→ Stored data
**********

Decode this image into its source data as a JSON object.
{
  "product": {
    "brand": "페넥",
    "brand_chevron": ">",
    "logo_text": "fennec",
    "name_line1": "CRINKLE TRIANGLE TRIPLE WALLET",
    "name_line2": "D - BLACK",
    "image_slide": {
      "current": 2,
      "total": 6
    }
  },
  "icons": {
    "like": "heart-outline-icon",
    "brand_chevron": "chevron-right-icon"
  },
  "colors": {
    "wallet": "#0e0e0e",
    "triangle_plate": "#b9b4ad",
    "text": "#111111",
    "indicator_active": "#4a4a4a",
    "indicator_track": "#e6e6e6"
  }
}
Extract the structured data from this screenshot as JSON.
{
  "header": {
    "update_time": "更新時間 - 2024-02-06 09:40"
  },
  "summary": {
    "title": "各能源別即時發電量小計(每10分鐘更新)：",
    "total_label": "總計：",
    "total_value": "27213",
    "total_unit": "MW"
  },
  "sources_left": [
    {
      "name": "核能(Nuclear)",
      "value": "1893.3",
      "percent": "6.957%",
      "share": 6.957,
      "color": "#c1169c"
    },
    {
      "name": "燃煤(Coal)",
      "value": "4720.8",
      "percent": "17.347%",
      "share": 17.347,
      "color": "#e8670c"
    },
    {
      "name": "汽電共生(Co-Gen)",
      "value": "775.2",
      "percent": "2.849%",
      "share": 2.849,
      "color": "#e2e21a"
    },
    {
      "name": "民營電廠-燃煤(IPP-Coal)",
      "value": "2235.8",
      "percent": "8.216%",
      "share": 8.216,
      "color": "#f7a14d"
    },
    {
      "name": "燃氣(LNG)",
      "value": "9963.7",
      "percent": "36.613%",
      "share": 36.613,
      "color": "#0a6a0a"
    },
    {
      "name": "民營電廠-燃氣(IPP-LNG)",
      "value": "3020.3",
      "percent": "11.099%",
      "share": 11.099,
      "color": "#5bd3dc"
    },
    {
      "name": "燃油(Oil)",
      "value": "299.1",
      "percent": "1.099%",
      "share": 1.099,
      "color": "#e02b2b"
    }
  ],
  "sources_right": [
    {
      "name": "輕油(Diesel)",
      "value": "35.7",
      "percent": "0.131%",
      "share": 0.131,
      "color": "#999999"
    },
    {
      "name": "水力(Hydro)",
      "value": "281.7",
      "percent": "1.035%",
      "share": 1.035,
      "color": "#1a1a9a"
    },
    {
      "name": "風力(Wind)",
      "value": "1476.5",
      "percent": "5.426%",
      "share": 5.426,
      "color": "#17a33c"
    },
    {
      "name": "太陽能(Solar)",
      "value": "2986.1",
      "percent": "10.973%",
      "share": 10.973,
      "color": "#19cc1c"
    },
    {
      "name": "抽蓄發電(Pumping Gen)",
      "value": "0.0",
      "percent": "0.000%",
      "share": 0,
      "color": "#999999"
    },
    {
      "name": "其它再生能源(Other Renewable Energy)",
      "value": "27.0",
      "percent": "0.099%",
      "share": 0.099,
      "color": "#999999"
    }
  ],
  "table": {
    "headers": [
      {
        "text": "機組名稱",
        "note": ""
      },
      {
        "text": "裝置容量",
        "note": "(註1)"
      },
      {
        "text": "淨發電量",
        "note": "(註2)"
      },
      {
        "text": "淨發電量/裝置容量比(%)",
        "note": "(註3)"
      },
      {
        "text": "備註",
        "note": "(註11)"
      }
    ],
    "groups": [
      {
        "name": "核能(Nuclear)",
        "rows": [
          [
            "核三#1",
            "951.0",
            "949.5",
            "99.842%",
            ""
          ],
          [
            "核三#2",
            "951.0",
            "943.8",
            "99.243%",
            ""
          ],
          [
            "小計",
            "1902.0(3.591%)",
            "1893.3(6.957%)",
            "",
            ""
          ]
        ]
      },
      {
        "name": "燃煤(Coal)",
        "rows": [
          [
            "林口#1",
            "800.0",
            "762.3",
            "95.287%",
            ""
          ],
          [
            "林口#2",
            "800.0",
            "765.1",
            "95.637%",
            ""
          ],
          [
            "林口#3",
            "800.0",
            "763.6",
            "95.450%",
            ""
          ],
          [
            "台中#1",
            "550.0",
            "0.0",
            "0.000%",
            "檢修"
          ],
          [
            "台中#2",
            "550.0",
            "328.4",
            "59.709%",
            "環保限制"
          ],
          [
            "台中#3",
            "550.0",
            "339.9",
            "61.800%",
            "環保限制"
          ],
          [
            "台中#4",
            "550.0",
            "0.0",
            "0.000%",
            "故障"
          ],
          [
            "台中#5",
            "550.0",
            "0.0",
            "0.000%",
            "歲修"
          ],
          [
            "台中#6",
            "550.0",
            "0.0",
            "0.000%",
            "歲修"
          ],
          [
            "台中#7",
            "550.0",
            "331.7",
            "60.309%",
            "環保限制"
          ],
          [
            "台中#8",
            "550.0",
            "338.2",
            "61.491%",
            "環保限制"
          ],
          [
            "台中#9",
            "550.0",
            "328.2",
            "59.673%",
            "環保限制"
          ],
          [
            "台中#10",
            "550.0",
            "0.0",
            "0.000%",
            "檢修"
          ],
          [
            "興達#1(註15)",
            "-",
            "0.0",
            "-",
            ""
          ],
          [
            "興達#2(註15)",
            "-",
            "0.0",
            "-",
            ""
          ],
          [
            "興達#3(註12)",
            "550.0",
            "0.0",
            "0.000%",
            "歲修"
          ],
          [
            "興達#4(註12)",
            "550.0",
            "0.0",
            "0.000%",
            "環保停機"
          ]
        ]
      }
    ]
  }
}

**********

→ Exercise
Tally the lines of the records holding the word "民營電廠", then state only the tally.

→ Exercise solution
2